_WHAT TO PRODUCE_:
Copy each line where the word "false" occurs.

[DATA SHOWN start]

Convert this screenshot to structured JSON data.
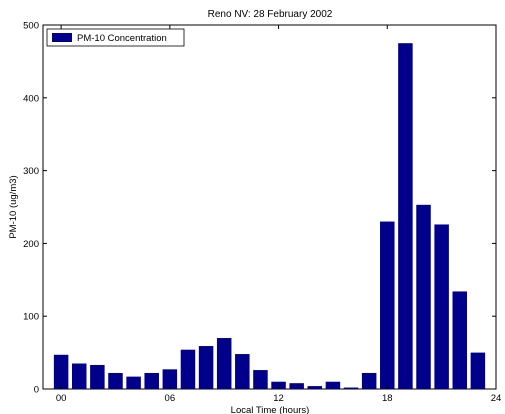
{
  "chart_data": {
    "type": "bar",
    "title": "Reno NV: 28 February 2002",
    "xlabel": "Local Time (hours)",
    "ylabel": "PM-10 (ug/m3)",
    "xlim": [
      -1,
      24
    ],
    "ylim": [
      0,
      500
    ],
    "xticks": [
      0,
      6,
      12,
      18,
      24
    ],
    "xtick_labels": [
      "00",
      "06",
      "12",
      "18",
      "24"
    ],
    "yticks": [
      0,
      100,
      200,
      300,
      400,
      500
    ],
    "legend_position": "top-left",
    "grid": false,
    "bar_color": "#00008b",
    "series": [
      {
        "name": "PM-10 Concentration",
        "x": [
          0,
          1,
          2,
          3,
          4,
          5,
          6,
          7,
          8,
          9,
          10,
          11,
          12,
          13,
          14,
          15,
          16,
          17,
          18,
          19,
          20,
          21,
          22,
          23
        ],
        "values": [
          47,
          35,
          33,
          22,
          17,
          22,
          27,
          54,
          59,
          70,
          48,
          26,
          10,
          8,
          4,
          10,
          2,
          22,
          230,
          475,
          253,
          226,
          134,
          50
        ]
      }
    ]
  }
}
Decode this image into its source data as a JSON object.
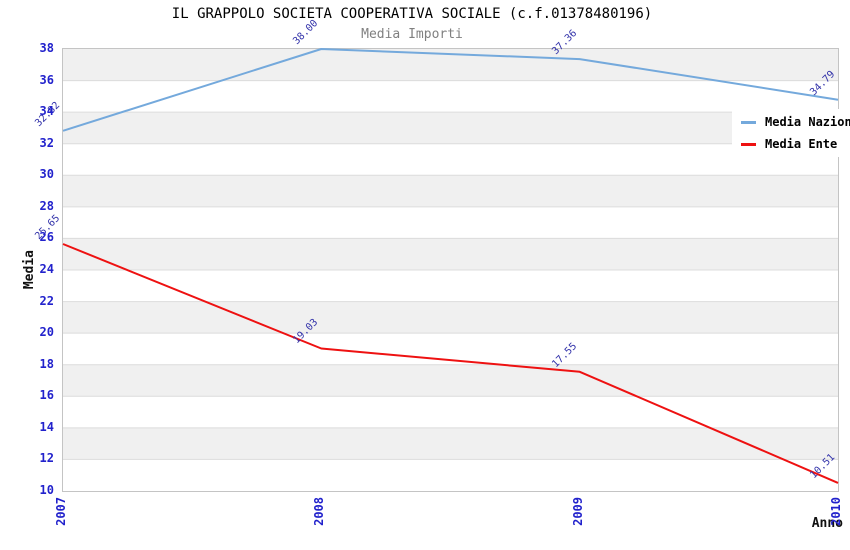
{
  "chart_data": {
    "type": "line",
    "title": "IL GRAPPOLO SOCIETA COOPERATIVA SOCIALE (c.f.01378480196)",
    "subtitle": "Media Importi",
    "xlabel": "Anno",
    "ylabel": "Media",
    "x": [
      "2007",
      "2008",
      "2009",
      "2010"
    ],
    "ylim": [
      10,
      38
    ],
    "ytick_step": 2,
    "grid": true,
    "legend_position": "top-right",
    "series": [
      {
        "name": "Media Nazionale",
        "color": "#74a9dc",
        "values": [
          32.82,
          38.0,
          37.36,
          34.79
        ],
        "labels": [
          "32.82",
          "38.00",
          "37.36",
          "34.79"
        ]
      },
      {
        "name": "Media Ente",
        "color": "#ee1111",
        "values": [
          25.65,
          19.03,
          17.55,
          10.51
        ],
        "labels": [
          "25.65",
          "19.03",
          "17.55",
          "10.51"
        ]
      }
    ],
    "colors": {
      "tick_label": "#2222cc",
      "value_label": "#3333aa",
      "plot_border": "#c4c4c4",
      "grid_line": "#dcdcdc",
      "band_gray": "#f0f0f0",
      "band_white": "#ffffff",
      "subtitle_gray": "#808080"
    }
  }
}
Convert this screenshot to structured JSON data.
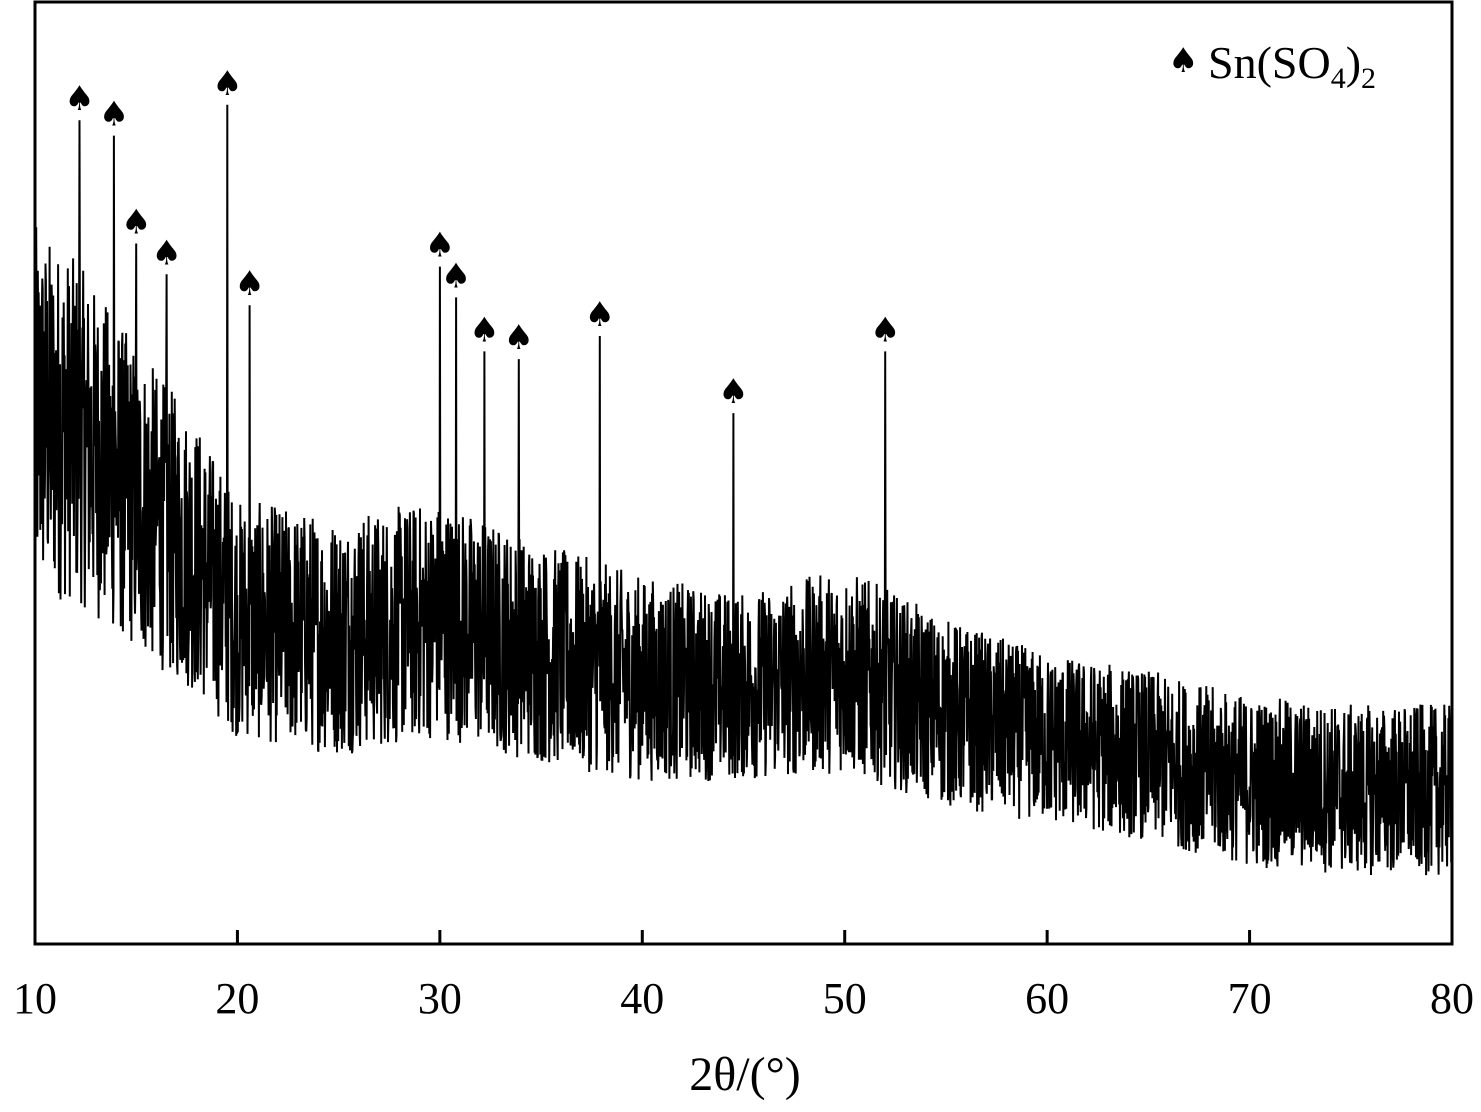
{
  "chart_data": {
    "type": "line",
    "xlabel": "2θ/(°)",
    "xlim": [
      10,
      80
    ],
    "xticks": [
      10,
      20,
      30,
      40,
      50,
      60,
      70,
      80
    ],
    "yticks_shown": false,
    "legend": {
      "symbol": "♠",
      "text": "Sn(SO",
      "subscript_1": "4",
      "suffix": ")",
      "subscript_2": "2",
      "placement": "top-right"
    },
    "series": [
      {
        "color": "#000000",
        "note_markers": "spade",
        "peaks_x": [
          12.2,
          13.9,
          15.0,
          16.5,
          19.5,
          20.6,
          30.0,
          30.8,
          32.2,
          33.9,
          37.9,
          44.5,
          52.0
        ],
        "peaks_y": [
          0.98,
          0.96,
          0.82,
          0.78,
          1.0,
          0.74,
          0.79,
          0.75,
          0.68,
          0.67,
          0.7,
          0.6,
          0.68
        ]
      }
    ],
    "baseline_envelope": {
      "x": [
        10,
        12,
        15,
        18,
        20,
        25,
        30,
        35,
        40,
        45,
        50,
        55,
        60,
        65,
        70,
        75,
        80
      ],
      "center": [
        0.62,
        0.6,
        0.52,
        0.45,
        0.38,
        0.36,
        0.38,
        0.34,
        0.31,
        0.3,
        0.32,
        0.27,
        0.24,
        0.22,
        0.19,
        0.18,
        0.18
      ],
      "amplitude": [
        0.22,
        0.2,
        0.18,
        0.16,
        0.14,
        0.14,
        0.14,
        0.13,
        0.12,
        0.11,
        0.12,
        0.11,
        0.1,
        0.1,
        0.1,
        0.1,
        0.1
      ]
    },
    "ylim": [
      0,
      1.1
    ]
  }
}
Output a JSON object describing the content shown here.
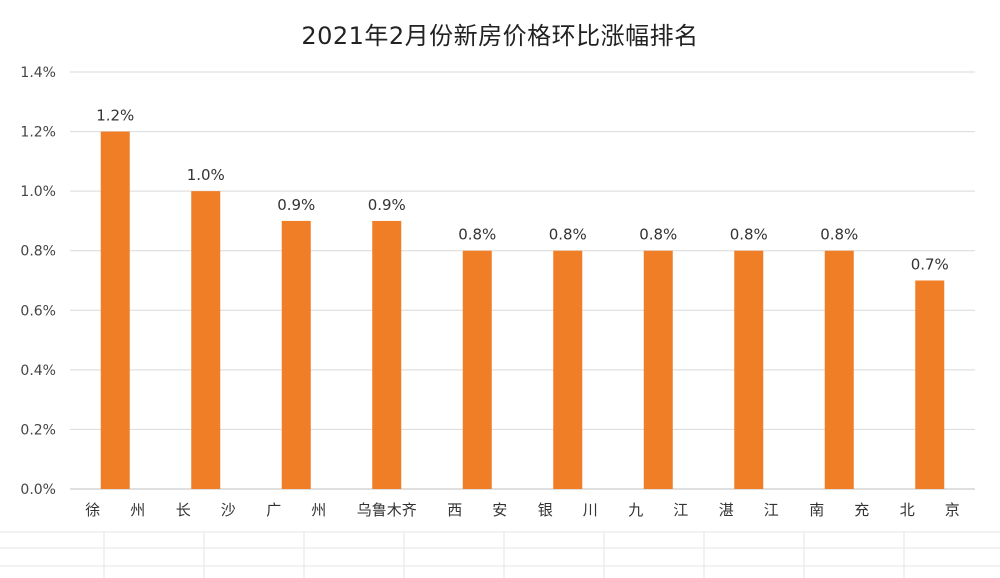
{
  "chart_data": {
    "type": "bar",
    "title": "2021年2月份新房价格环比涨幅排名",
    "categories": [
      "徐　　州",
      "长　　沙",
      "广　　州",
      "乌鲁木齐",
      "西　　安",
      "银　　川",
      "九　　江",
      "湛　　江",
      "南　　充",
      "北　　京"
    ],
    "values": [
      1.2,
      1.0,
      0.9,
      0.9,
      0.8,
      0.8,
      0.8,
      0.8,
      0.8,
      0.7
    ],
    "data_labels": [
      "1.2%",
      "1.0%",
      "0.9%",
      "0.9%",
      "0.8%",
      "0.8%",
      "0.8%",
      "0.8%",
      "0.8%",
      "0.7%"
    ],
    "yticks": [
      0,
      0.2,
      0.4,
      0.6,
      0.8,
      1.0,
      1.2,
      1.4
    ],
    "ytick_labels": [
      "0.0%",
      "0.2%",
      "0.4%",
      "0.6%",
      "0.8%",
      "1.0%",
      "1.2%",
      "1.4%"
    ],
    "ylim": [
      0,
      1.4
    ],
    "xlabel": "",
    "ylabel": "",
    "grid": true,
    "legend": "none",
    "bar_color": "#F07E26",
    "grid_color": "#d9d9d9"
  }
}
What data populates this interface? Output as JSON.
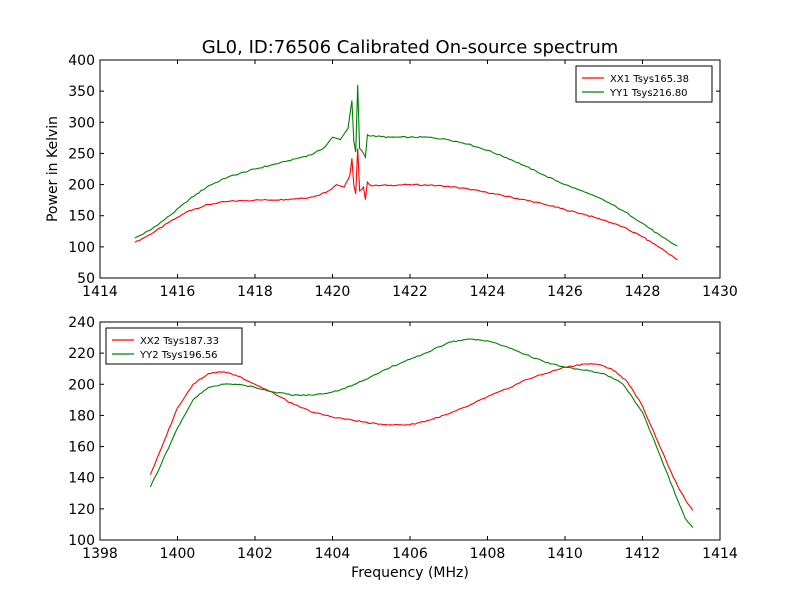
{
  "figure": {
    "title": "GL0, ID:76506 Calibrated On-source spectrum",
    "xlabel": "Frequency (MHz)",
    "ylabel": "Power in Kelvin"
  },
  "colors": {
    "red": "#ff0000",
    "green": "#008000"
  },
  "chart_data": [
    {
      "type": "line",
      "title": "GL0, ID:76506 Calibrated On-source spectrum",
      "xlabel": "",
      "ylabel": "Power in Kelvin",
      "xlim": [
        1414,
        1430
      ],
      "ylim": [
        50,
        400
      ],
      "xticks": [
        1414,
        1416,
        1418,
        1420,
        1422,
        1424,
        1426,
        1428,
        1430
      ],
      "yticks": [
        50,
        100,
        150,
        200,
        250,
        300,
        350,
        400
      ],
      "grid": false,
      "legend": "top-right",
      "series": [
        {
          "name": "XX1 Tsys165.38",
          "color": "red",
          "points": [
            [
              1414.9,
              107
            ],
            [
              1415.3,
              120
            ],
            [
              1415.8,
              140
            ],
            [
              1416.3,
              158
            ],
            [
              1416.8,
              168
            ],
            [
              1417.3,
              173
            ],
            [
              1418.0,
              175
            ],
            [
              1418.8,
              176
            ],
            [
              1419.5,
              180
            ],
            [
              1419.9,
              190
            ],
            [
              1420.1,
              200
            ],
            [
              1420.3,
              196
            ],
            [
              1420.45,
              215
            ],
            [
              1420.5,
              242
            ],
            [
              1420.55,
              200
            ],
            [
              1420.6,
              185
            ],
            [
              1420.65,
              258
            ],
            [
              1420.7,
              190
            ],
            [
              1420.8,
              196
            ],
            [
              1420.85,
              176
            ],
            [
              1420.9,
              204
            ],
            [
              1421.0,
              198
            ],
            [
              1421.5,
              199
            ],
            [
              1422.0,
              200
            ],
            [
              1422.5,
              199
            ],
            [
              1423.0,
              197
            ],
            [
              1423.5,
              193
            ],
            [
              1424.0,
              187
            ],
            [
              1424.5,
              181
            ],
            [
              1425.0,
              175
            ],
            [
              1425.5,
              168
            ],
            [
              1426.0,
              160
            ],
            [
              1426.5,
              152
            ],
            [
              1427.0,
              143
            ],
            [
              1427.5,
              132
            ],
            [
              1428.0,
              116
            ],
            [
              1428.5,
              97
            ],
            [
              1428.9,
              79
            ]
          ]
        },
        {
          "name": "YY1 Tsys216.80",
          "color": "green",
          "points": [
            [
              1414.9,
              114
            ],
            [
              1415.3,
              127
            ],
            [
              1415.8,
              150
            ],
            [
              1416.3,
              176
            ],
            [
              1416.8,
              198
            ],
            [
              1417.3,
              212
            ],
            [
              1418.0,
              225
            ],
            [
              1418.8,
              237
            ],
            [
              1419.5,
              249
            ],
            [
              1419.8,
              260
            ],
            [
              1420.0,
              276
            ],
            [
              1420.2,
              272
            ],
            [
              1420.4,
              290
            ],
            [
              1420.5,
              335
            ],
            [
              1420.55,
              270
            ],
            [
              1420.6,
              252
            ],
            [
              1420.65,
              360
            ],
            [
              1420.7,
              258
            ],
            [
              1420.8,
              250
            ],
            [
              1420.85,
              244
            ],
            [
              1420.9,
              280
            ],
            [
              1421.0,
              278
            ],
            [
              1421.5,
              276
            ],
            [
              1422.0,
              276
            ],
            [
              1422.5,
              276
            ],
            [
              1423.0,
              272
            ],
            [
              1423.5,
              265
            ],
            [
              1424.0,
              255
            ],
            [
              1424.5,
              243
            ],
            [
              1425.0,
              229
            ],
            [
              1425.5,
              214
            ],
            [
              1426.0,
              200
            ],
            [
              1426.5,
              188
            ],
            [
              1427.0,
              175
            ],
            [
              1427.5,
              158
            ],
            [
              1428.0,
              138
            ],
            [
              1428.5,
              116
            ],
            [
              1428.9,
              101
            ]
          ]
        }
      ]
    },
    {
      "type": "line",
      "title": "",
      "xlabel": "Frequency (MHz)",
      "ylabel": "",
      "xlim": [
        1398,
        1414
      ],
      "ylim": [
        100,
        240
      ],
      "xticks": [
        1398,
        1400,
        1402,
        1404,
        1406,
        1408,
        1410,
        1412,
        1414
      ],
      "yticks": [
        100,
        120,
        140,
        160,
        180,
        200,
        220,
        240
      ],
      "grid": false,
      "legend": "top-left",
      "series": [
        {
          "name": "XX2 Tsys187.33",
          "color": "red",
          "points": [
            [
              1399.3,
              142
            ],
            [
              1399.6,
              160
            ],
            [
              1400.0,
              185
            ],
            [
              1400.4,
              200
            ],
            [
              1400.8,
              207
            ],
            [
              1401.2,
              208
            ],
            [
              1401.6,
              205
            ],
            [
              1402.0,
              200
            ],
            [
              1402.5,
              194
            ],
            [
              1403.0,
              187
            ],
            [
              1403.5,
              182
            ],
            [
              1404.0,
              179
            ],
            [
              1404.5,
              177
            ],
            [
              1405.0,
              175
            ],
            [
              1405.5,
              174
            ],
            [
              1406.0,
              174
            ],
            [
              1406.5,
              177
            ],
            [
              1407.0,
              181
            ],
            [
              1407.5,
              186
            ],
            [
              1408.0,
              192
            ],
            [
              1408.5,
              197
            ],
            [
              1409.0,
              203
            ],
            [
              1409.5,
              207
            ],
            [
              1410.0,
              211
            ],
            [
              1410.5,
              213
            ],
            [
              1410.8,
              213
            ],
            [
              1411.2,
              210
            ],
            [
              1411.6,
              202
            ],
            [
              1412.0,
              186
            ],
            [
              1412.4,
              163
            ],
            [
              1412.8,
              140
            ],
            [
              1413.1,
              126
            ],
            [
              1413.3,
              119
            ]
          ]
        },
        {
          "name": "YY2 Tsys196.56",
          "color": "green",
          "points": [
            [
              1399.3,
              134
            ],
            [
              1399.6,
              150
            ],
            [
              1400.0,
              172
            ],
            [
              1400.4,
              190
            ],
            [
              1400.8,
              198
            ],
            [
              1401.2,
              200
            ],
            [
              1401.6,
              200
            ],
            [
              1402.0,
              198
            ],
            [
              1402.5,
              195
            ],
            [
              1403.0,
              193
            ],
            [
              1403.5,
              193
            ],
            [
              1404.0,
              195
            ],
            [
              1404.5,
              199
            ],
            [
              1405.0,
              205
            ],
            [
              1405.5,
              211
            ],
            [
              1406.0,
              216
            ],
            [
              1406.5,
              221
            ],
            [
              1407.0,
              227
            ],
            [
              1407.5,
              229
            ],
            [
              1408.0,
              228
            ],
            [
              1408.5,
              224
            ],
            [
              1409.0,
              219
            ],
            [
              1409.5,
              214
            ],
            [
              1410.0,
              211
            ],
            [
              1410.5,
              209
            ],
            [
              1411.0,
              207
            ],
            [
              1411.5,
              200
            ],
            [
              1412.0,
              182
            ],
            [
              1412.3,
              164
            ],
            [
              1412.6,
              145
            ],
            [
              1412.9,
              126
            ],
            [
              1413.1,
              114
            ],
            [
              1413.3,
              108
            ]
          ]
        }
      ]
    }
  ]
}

[DATA SHOWN end]

_WRITTEN RESPONSE_:
    "grid": false,
    "yticks_shown": false,
      "grid": false,
      "grid": false,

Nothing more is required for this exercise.